§ **GIVEN REQUEST**
Reproduce the records exactly as they appear, from the very first line down to and including the line that contains "140, 825, 157]".

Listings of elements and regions
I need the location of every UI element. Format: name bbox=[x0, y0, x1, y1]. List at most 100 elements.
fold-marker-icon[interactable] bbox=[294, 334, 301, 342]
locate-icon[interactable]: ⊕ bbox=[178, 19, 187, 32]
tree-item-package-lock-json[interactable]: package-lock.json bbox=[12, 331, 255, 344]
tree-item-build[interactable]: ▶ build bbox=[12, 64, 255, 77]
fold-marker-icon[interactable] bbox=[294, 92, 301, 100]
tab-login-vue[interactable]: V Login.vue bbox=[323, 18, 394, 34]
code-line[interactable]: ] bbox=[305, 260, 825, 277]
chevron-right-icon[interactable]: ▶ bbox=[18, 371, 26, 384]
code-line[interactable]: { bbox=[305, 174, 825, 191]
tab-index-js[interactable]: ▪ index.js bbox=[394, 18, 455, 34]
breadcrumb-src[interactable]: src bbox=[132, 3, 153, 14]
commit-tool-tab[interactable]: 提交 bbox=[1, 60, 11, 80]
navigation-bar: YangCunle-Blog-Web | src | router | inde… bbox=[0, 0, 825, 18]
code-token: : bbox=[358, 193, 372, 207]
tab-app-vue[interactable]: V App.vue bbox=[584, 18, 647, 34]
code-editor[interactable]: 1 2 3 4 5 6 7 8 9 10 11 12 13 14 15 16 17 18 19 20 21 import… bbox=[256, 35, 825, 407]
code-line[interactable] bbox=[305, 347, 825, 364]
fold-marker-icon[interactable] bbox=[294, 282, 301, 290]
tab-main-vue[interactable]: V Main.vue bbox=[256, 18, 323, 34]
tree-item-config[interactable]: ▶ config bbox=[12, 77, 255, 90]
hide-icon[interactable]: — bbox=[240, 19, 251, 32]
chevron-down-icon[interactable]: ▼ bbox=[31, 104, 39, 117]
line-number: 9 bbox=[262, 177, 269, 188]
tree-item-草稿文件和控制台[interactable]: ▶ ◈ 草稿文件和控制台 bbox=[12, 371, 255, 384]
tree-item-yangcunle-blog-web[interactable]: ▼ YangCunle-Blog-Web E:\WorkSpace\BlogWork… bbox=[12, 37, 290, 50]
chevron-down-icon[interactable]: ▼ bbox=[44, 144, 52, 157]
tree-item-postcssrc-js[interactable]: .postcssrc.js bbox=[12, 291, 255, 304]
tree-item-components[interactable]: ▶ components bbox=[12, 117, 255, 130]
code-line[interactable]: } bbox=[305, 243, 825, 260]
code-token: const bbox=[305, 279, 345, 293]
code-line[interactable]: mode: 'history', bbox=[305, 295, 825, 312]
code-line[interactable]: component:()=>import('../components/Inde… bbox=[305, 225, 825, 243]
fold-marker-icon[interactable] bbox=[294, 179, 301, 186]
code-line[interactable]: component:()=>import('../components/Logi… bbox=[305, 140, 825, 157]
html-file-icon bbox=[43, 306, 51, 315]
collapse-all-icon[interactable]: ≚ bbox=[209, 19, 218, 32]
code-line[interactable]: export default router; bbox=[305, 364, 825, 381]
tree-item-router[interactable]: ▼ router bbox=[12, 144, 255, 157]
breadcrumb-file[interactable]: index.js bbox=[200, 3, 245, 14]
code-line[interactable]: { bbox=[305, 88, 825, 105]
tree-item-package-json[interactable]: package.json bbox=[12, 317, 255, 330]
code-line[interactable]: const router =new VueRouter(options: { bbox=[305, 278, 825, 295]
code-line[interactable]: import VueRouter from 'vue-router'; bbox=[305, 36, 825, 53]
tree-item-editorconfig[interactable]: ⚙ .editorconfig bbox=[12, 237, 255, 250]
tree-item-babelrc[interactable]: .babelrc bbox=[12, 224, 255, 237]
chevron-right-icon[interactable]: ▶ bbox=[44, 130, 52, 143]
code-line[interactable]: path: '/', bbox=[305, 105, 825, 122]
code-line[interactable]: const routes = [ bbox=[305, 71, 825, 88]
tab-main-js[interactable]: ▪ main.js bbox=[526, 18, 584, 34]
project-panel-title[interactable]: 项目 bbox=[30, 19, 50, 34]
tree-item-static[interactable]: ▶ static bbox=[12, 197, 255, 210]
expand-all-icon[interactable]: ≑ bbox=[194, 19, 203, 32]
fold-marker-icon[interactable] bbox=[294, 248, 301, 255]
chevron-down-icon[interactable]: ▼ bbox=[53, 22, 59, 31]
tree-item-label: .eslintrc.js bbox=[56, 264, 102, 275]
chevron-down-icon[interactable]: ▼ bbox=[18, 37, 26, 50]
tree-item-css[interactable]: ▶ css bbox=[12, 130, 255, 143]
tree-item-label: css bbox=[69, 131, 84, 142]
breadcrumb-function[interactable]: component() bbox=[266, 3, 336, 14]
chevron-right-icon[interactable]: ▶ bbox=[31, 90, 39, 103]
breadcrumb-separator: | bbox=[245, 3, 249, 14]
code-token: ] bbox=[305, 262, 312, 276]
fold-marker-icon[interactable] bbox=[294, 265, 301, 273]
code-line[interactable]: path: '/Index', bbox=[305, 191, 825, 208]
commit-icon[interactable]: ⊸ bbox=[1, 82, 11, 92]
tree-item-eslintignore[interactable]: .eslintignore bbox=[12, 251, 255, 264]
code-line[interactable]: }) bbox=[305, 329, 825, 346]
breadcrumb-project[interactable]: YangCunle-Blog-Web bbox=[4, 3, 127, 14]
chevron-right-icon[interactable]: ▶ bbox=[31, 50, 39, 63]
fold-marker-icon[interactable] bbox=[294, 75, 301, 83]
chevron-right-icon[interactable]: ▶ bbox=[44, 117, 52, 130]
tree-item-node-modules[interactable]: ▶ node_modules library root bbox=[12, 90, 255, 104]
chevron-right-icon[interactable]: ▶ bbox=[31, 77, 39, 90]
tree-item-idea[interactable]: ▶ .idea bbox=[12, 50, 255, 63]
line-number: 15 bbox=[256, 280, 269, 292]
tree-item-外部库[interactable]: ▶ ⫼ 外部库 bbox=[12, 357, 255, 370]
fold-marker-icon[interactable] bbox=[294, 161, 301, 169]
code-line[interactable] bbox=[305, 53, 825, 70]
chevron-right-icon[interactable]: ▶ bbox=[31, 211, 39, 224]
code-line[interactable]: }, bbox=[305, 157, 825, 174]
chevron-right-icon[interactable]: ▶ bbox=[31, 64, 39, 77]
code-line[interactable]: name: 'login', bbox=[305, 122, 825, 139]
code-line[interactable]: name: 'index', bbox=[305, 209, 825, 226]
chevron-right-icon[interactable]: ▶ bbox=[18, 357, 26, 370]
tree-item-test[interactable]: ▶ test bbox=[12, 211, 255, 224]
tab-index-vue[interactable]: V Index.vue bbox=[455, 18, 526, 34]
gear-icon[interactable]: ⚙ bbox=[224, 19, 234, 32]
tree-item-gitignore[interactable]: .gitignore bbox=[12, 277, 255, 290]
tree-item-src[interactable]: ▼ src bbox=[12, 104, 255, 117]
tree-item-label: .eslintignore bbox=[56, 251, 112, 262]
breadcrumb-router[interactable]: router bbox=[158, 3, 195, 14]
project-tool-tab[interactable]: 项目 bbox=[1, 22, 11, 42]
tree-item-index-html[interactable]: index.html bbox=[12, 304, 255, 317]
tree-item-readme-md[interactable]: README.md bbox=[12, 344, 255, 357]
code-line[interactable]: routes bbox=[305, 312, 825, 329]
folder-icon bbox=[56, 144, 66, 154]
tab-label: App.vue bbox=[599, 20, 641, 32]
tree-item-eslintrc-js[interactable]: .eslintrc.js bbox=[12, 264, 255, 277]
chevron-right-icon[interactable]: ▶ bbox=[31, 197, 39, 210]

§ **REPLY**
I need the location of every UI element. Format: name bbox=[x0, y0, x1, y1]. List at most 100 elements.
fold-marker-icon[interactable] bbox=[294, 334, 301, 342]
locate-icon[interactable]: ⊕ bbox=[178, 19, 187, 32]
tree-item-package-lock-json[interactable]: package-lock.json bbox=[12, 331, 255, 344]
tree-item-build[interactable]: ▶ build bbox=[12, 64, 255, 77]
fold-marker-icon[interactable] bbox=[294, 92, 301, 100]
tab-login-vue[interactable]: V Login.vue bbox=[323, 18, 394, 34]
code-line[interactable]: ] bbox=[305, 260, 825, 277]
chevron-right-icon[interactable]: ▶ bbox=[18, 371, 26, 384]
code-line[interactable]: { bbox=[305, 174, 825, 191]
tab-index-js[interactable]: ▪ index.js bbox=[394, 18, 455, 34]
breadcrumb-src[interactable]: src bbox=[132, 3, 153, 14]
commit-tool-tab[interactable]: 提交 bbox=[1, 60, 11, 80]
navigation-bar: YangCunle-Blog-Web | src | router | inde… bbox=[0, 0, 825, 18]
code-token: : bbox=[358, 193, 372, 207]
tab-app-vue[interactable]: V App.vue bbox=[584, 18, 647, 34]
code-editor[interactable]: 1 2 3 4 5 6 7 8 9 10 11 12 13 14 15 16 17 18 19 20 21 import… bbox=[256, 35, 825, 407]
code-line[interactable] bbox=[305, 347, 825, 364]
fold-marker-icon[interactable] bbox=[294, 282, 301, 290]
tab-main-vue[interactable]: V Main.vue bbox=[256, 18, 323, 34]
tree-item-config[interactable]: ▶ config bbox=[12, 77, 255, 90]
hide-icon[interactable]: — bbox=[240, 19, 251, 32]
chevron-down-icon[interactable]: ▼ bbox=[31, 104, 39, 117]
line-number: 9 bbox=[262, 177, 269, 188]
tree-item-草稿文件和控制台[interactable]: ▶ ◈ 草稿文件和控制台 bbox=[12, 371, 255, 384]
tree-item-yangcunle-blog-web[interactable]: ▼ YangCunle-Blog-Web E:\WorkSpace\BlogWork… bbox=[12, 37, 290, 50]
chevron-down-icon[interactable]: ▼ bbox=[44, 144, 52, 157]
tree-item-postcssrc-js[interactable]: .postcssrc.js bbox=[12, 291, 255, 304]
tree-item-components[interactable]: ▶ components bbox=[12, 117, 255, 130]
code-line[interactable]: } bbox=[305, 243, 825, 260]
code-token: const bbox=[305, 279, 345, 293]
code-line[interactable]: mode: 'history', bbox=[305, 295, 825, 312]
code-line[interactable]: component:()=>import('../components/Inde… bbox=[305, 225, 825, 243]
fold-marker-icon[interactable] bbox=[294, 179, 301, 186]
code-line[interactable]: component:()=>import('../components/Logi… bbox=[305, 140, 825, 157]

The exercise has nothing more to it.